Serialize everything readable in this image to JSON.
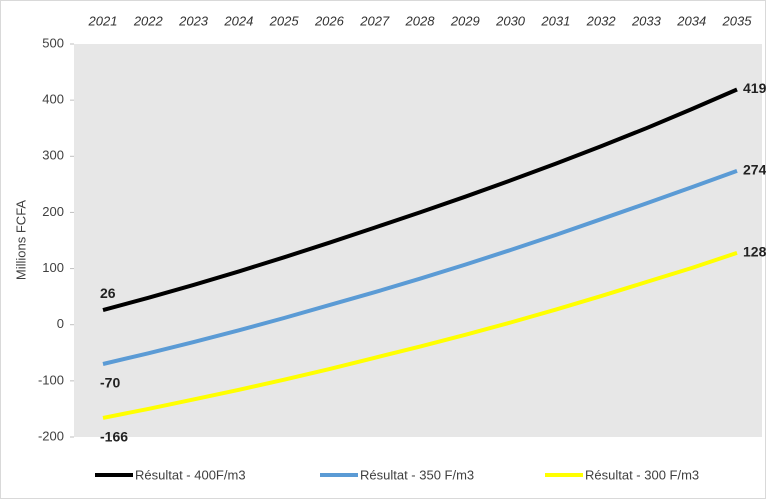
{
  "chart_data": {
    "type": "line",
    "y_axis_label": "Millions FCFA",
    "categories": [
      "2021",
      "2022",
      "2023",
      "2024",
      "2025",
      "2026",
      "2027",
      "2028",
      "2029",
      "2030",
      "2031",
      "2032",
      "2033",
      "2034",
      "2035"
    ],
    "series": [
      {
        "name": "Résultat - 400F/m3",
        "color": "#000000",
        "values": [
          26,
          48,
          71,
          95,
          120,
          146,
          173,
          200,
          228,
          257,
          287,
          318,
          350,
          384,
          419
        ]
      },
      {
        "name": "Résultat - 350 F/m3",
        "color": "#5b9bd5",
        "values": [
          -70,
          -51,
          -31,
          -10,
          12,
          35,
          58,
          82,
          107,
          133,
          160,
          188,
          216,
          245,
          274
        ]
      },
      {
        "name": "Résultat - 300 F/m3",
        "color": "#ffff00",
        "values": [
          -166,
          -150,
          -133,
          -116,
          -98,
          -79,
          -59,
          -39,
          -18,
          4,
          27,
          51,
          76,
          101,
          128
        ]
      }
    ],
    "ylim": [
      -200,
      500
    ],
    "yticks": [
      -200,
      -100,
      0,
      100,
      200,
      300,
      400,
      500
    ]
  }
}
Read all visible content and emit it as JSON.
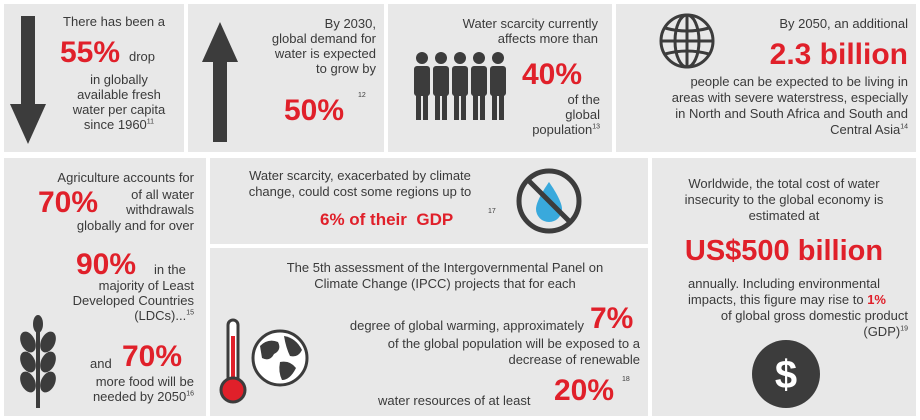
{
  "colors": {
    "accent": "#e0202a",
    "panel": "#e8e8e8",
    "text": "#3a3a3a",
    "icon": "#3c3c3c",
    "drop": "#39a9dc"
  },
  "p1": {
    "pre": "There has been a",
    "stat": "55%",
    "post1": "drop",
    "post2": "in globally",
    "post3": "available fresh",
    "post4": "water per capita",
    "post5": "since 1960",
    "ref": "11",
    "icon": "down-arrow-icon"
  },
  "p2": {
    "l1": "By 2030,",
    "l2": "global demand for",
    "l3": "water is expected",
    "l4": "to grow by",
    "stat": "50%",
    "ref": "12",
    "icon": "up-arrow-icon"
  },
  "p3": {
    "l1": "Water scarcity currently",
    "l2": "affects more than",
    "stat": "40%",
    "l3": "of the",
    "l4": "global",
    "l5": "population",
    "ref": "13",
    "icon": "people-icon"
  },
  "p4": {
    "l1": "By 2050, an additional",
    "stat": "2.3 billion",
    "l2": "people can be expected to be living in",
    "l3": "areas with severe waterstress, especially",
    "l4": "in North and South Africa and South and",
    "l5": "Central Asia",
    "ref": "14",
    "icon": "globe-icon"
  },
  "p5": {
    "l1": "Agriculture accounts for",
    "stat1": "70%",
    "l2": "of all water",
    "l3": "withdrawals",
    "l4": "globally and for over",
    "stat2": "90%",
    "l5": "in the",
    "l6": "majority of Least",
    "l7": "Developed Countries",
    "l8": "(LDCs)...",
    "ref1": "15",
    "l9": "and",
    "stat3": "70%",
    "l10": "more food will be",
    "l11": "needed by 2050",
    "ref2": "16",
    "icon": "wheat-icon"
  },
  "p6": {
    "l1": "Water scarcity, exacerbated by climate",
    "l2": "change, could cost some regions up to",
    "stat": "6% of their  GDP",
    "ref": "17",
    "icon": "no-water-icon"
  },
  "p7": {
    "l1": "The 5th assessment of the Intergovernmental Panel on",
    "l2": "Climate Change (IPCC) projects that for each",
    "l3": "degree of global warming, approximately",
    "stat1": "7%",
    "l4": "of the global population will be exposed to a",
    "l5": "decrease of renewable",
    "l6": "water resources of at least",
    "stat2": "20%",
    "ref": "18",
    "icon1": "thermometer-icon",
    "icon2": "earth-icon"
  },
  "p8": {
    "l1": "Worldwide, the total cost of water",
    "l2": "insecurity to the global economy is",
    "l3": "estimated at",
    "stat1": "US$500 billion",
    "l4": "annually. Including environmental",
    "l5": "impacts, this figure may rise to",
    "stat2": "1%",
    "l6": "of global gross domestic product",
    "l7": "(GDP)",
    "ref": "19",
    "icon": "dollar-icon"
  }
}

————

What to do:
Copy out the lines in which the string "people" appears.

Solution to the problem:
    "icon": "people-icon"
    "l2": "people can be expected to be living in",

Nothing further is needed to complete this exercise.